THE REQUEST: Repeat each record exactly. Any picture gets left out.
[Begin DATASET ENTRIES]
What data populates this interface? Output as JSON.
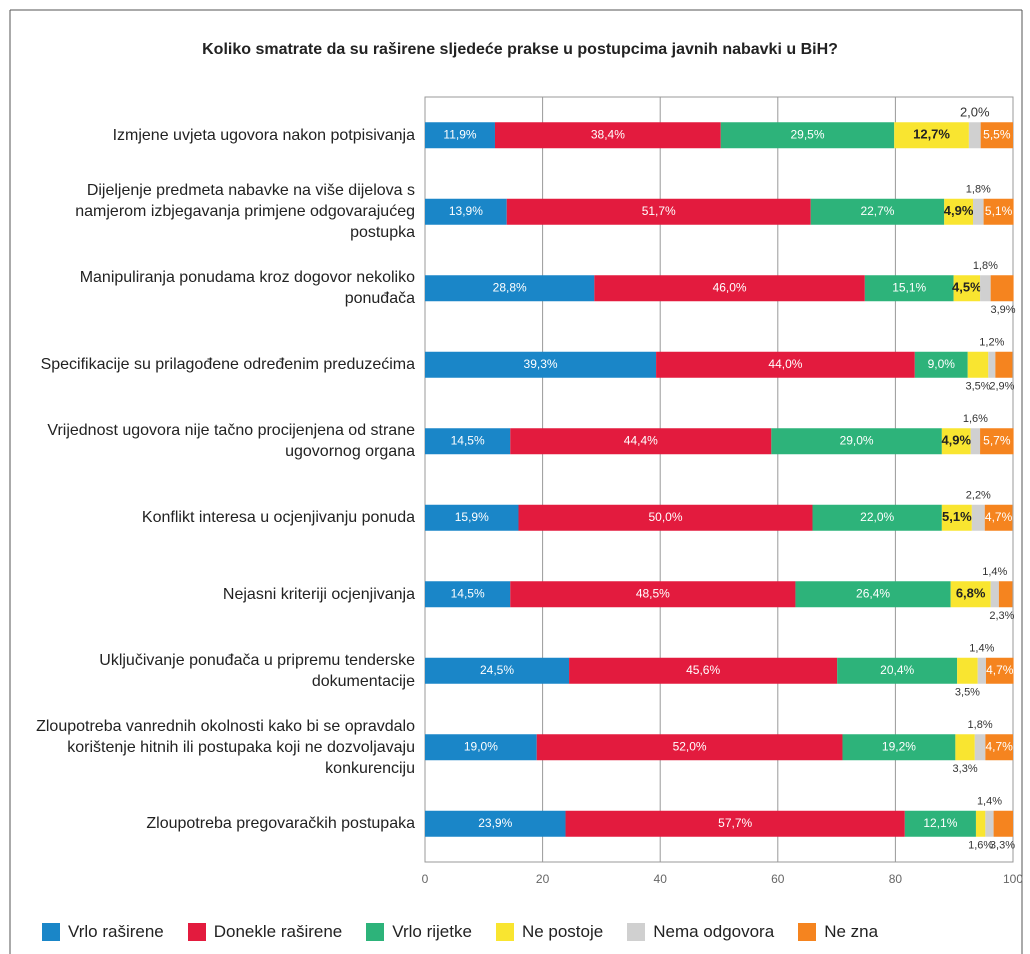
{
  "chart_data": {
    "type": "stacked_bar_horizontal",
    "title": "Koliko smatrate da su raširene sljedeće prakse u postupcima javnih nabavki u BiH?",
    "categories": [
      "Izmjene uvjeta ugovora nakon potpisivanja",
      "Dijeljenje predmeta nabavke na više dijelova s namjerom izbjegavanja primjene odgovarajućeg postupka",
      "Manipuliranja ponudama kroz dogovor nekoliko ponuđača",
      "Specifikacije su prilagođene određenim preduzećima",
      "Vrijednost ugovora nije tačno procijenjena od strane ugovornog organa",
      "Konflikt interesa u ocjenjivanju ponuda",
      "Nejasni kriteriji ocjenjivanja",
      "Uključivanje ponuđača u pripremu tenderske dokumentacije",
      "Zloupotreba vanrednih okolnosti kako bi se opravdalo korištenje hitnih ili postupaka koji ne dozvoljavaju konkurenciju",
      "Zloupotreba pregovaračkih postupaka"
    ],
    "series": [
      {
        "name": "Vrlo raširene",
        "color": "#1a86c8",
        "values": [
          11.9,
          13.9,
          28.8,
          39.3,
          14.5,
          15.9,
          14.5,
          24.5,
          19.0,
          23.9
        ],
        "value_labels": [
          "11,9%",
          "13,9%",
          "28,8%",
          "39,3%",
          "14,5%",
          "15,9%",
          "14,5%",
          "24,5%",
          "19,0%",
          "23,9%"
        ]
      },
      {
        "name": "Donekle raširene",
        "color": "#e31b3e",
        "values": [
          38.4,
          51.7,
          46.0,
          44.0,
          44.4,
          50.0,
          48.5,
          45.6,
          52.0,
          57.7
        ],
        "value_labels": [
          "38,4%",
          "51,7%",
          "46,0%",
          "44,0%",
          "44,4%",
          "50,0%",
          "48,5%",
          "45,6%",
          "52,0%",
          "57,7%"
        ]
      },
      {
        "name": "Vrlo rijetke",
        "color": "#2db37a",
        "values": [
          29.5,
          22.7,
          15.1,
          9.0,
          29.0,
          22.0,
          26.4,
          20.4,
          19.2,
          12.1
        ],
        "value_labels": [
          "29,5%",
          "22,7%",
          "15,1%",
          "9,0%",
          "29,0%",
          "22,0%",
          "26,4%",
          "20,4%",
          "19,2%",
          "12,1%"
        ]
      },
      {
        "name": "Ne postoje",
        "color": "#f9e530",
        "values": [
          12.7,
          4.9,
          4.5,
          3.5,
          4.9,
          5.1,
          6.8,
          3.5,
          3.3,
          1.6
        ],
        "value_labels": [
          "12,7%",
          "4,9%",
          "4,5%",
          "3,5%",
          "4,9%",
          "5,1%",
          "6,8%",
          "3,5%",
          "3,3%",
          "1,6%"
        ]
      },
      {
        "name": "Nema odgovora",
        "color": "#d0d0d0",
        "values": [
          2.0,
          1.8,
          1.8,
          1.2,
          1.6,
          2.2,
          1.4,
          1.4,
          1.8,
          1.4
        ],
        "value_labels": [
          "2,0%",
          "1,8%",
          "1,8%",
          "1,2%",
          "1,6%",
          "2,2%",
          "1,4%",
          "1,4%",
          "1,8%",
          "1,4%"
        ]
      },
      {
        "name": "Ne zna",
        "color": "#f5841f",
        "values": [
          5.5,
          5.1,
          3.9,
          2.9,
          5.7,
          4.7,
          2.3,
          4.7,
          4.7,
          3.3
        ],
        "value_labels": [
          "5,5%",
          "5,1%",
          "3,9%",
          "2,9%",
          "5,7%",
          "4,7%",
          "2,3%",
          "4,7%",
          "4,7%",
          "3,3%"
        ]
      }
    ],
    "xlim": [
      0,
      100
    ],
    "xticks": [
      0,
      20,
      40,
      60,
      80,
      100
    ],
    "grid": true
  }
}
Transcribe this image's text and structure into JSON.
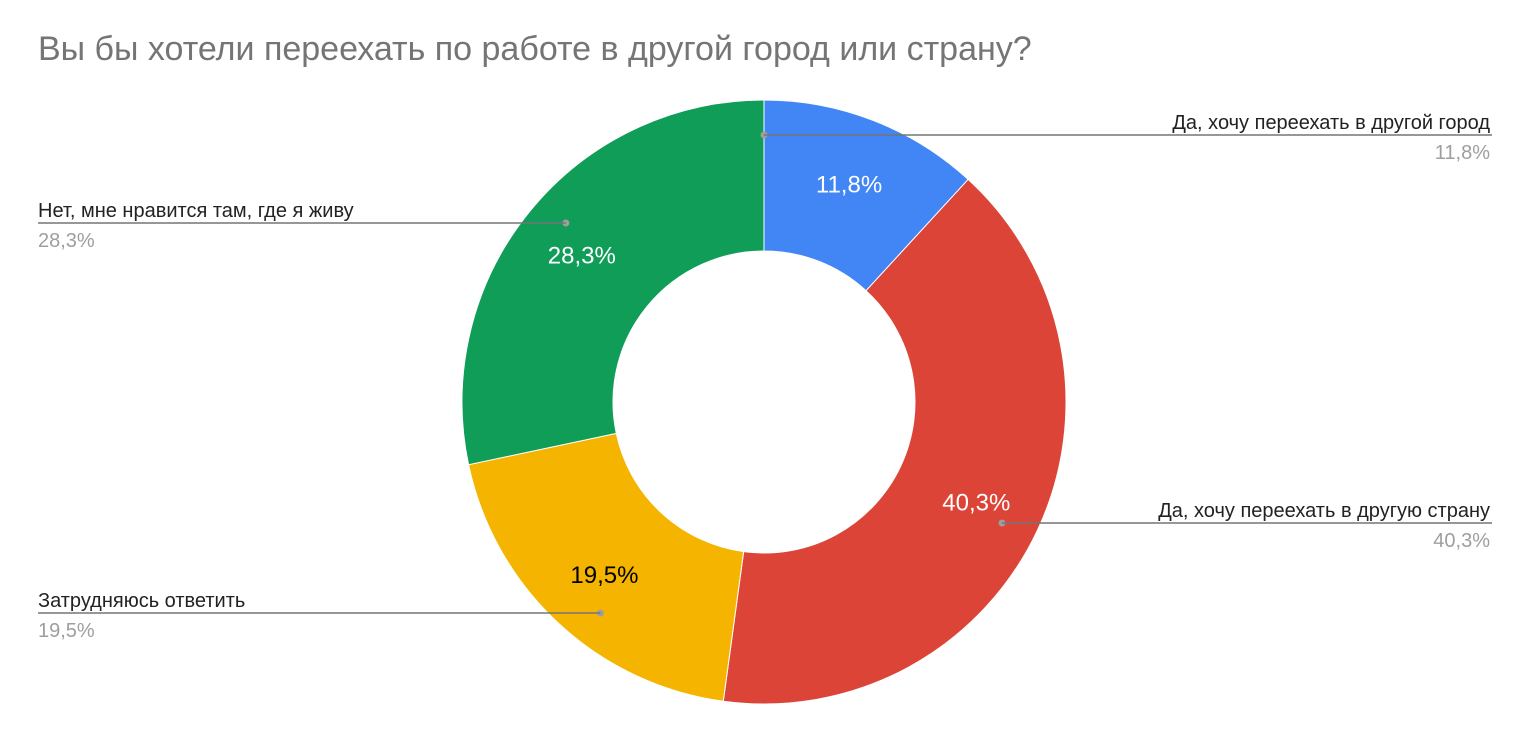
{
  "chart_data": {
    "type": "pie",
    "title": "Вы бы хотели переехать по работе в другой город или страну?",
    "donut": true,
    "slices": [
      {
        "label": "Да, хочу переехать в другой город",
        "value": 11.8,
        "value_label": "11,8%",
        "color": "#4285f4",
        "label_color": "#ffffff",
        "legend_side": "right"
      },
      {
        "label": "Да, хочу переехать в другую страну",
        "value": 40.3,
        "value_label": "40,3%",
        "color": "#db4437",
        "label_color": "#ffffff",
        "legend_side": "right"
      },
      {
        "label": "Затрудняюсь ответить",
        "value": 19.5,
        "value_label": "19,5%",
        "color": "#f4b400",
        "label_color": "#000000",
        "legend_side": "left"
      },
      {
        "label": "Нет, мне нравится там, где я живу",
        "value": 28.3,
        "value_label": "28,3%",
        "color": "#0f9d58",
        "label_color": "#ffffff",
        "legend_side": "left"
      }
    ]
  }
}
[End DATASET ENTRIES]
TASK OUTPUT:
What data populates this interface? Output as JSON.
{
  "chart_data": {
    "type": "stacked_bar_horizontal",
    "title": "Koliko smatrate da su raširene sljedeće prakse u postupcima javnih nabavki u BiH?",
    "categories": [
      "Izmjene uvjeta ugovora nakon potpisivanja",
      "Dijeljenje predmeta nabavke na više dijelova s namjerom izbjegavanja primjene odgovarajućeg postupka",
      "Manipuliranja ponudama kroz dogovor nekoliko ponuđača",
      "Specifikacije su prilagođene određenim preduzećima",
      "Vrijednost ugovora nije tačno procijenjena od strane ugovornog organa",
      "Konflikt interesa u ocjenjivanju ponuda",
      "Nejasni kriteriji ocjenjivanja",
      "Uključivanje ponuđača u pripremu tenderske dokumentacije",
      "Zloupotreba vanrednih okolnosti kako bi se opravdalo korištenje hitnih ili postupaka koji ne dozvoljavaju konkurenciju",
      "Zloupotreba pregovaračkih postupaka"
    ],
    "series": [
      {
        "name": "Vrlo raširene",
        "color": "#1a86c8",
        "values": [
          11.9,
          13.9,
          28.8,
          39.3,
          14.5,
          15.9,
          14.5,
          24.5,
          19.0,
          23.9
        ],
        "value_labels": [
          "11,9%",
          "13,9%",
          "28,8%",
          "39,3%",
          "14,5%",
          "15,9%",
          "14,5%",
          "24,5%",
          "19,0%",
          "23,9%"
        ]
      },
      {
        "name": "Donekle raširene",
        "color": "#e31b3e",
        "values": [
          38.4,
          51.7,
          46.0,
          44.0,
          44.4,
          50.0,
          48.5,
          45.6,
          52.0,
          57.7
        ],
        "value_labels": [
          "38,4%",
          "51,7%",
          "46,0%",
          "44,0%",
          "44,4%",
          "50,0%",
          "48,5%",
          "45,6%",
          "52,0%",
          "57,7%"
        ]
      },
      {
        "name": "Vrlo rijetke",
        "color": "#2db37a",
        "values": [
          29.5,
          22.7,
          15.1,
          9.0,
          29.0,
          22.0,
          26.4,
          20.4,
          19.2,
          12.1
        ],
        "value_labels": [
          "29,5%",
          "22,7%",
          "15,1%",
          "9,0%",
          "29,0%",
          "22,0%",
          "26,4%",
          "20,4%",
          "19,2%",
          "12,1%"
        ]
      },
      {
        "name": "Ne postoje",
        "color": "#f9e530",
        "values": [
          12.7,
          4.9,
          4.5,
          3.5,
          4.9,
          5.1,
          6.8,
          3.5,
          3.3,
          1.6
        ],
        "value_labels": [
          "12,7%",
          "4,9%",
          "4,5%",
          "3,5%",
          "4,9%",
          "5,1%",
          "6,8%",
          "3,5%",
          "3,3%",
          "1,6%"
        ]
      },
      {
        "name": "Nema odgovora",
        "color": "#d0d0d0",
        "values": [
          2.0,
          1.8,
          1.8,
          1.2,
          1.6,
          2.2,
          1.4,
          1.4,
          1.8,
          1.4
        ],
        "value_labels": [
          "2,0%",
          "1,8%",
          "1,8%",
          "1,2%",
          "1,6%",
          "2,2%",
          "1,4%",
          "1,4%",
          "1,8%",
          "1,4%"
        ]
      },
      {
        "name": "Ne zna",
        "color": "#f5841f",
        "values": [
          5.5,
          5.1,
          3.9,
          2.9,
          5.7,
          4.7,
          2.3,
          4.7,
          4.7,
          3.3
        ],
        "value_labels": [
          "5,5%",
          "5,1%",
          "3,9%",
          "2,9%",
          "5,7%",
          "4,7%",
          "2,3%",
          "4,7%",
          "4,7%",
          "3,3%"
        ]
      }
    ],
    "xlim": [
      0,
      100
    ],
    "xticks": [
      0,
      20,
      40,
      60,
      80,
      100
    ],
    "grid": true
  }
}
Transcribe this image's text and structure into JSON.
{
  "chart_data": {
    "type": "pie",
    "title": "Вы бы хотели переехать по работе в другой город или страну?",
    "donut": true,
    "slices": [
      {
        "label": "Да, хочу переехать в другой город",
        "value": 11.8,
        "value_label": "11,8%",
        "color": "#4285f4",
        "label_color": "#ffffff",
        "legend_side": "right"
      },
      {
        "label": "Да, хочу переехать в другую страну",
        "value": 40.3,
        "value_label": "40,3%",
        "color": "#db4437",
        "label_color": "#ffffff",
        "legend_side": "right"
      },
      {
        "label": "Затрудняюсь ответить",
        "value": 19.5,
        "value_label": "19,5%",
        "color": "#f4b400",
        "label_color": "#000000",
        "legend_side": "left"
      },
      {
        "label": "Нет, мне нравится там, где я живу",
        "value": 28.3,
        "value_label": "28,3%",
        "color": "#0f9d58",
        "label_color": "#ffffff",
        "legend_side": "left"
      }
    ]
  }
}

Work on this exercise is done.